# Aim
Search the material and gather each line with "überstrichen" in it.

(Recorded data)

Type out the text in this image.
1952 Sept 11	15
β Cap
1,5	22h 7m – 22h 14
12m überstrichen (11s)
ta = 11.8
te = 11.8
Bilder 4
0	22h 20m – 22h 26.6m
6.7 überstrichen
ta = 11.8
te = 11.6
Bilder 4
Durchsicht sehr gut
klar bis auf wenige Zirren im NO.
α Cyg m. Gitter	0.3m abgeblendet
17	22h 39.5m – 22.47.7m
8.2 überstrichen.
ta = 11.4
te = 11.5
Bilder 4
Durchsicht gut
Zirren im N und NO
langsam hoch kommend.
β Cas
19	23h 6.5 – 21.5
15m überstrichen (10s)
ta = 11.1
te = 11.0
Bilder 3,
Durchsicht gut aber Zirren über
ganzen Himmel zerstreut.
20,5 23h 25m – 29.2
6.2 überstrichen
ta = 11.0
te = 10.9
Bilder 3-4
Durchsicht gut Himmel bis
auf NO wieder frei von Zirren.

# Result for this exercise
12m überstrichen (11s)
6.7 überstrichen
8.2 überstrichen.
15m überstrichen (10s)
6.2 überstrichen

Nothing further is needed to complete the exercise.